Consigna. Transcribe del fragmento sobre la búsqueda de la lechuza de oro el pasaje que empieza con "Menos indignación causó" y sigue hasta "preservar su privacidad.".

Fragmento de página.
————

Emily quiso dotar a The Blindest Man de sugestión y misterio, aproximándose al tema de una manera “deliberadamente no documental. Me divertía más la idea de mostrar lo que no puede ser visto, lo que tiene lugar en la imaginación de estas personas, proyectar sus obsesiones, sus fantasías, sus deseos”, agrega ella, y destaca que la búsqueda del tesoro en sí le parece “la capa más superficial. Personalmente, me interesaba abordarla como metáfora o parábola de lo que sucede cuando alguien busca obcecadamente, pero no encuentra; cuando siente que constantemente está por llegar a una meta que se le escapa”.
Una de las personas retratadas por Graham es un tal Yvon Crolet. Parisino de 78 años, este ingeniero jubilado le dedicó 20 años a la lechuza de oro, pero hoy alega que todo es un gran fraude, que se han aprovechado de las 200 mil personas que –se estima– han participado del juego desde la salida de Sur la trace de la chouette d’or. Crolet está convencido de haber dado con la locación de la lechuza en la ladera de una montaña en la comuna de Lus-la-Croix-Haute, en Drôme, pero tras salir reiteradamente con las manos vacías, decidió apelar a otro recurso: la Justicia.
Evidentemente no ha denunciado al finado Valentin, pero sí a sus herederos y a una de las figuras más controvertidas en esta historia: el pintor y escultor Michel Becker, que cinceló tanto la lechuza de bronce como la de oro y sus piedras preciosas. A Yvon no le interesa el premio, solo quiere que revelen la bendita solución, que tienen bajo su dominio en tanto Max les dejó un sobre sellado con las coordenadas antes de cruzarse de barrio. Al morir MV, empero, Becker consideró que la integridad del juego se había roto y, hasta las narices del asunto, cometió un terrible pecado que la comunidad aún no le perdona: poner en subasta las esculturas. Frente al clamor popular, tuvo que echarse para atrás y, desde entonces, asegura haberse vuelto a enamorar de la búsqueda del tesoro. Este año, incluso, ha reeditado el libro. Y vende merchandising.
Menos indignación causó entre chouetteurs enterarse que su venerado Max Valentin en realidad se llamaba Régis Hauser, y que era un consultor de marketing y publicidad nacido en Sarreguemines, autor de libros que poco tenían que ver con aventuras de piratas, como Diseñar y redactar mailings efectivos (1988) y La eficacia en el marketing directo (1991). Hauser eligió al azar en una guía telefónica el seudónimo que le daría fama y fortuna; “al tercer intento, porque los dos primeros fueron ridículos”, según confesó otrora. Con el diario del lunes, hizo bien en preservar su privacidad.

————

Extracto de origen.
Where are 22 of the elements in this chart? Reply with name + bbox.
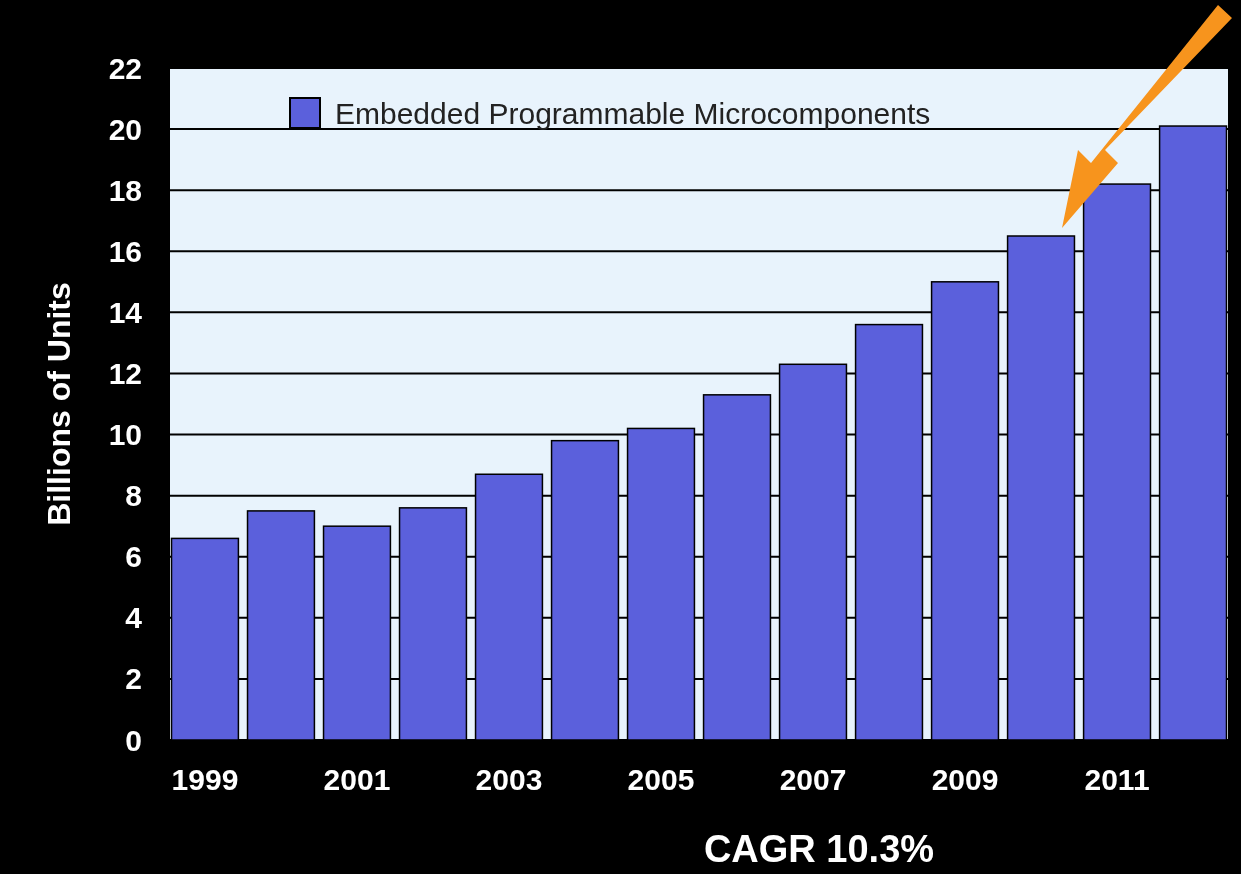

————

Respuesta.
Menos indignación causó entre chouetteurs enterarse que su venerado Max Valentin en realidad se llamaba Régis Hauser, y que era un consultor de marketing y publicidad nacido en Sarreguemines, autor de libros que poco tenían que ver con aventuras de piratas, como Diseñar y redactar mailings efectivos (1988) y La eficacia en el marketing directo (1991). Hauser eligió al azar en una guía telefónica el seudónimo que le daría fama y fortuna; “al tercer intento, porque los dos primeros fueron ridículos”, según confesó otrora. Con el diario del lunes, hizo bien en preservar su privacidad.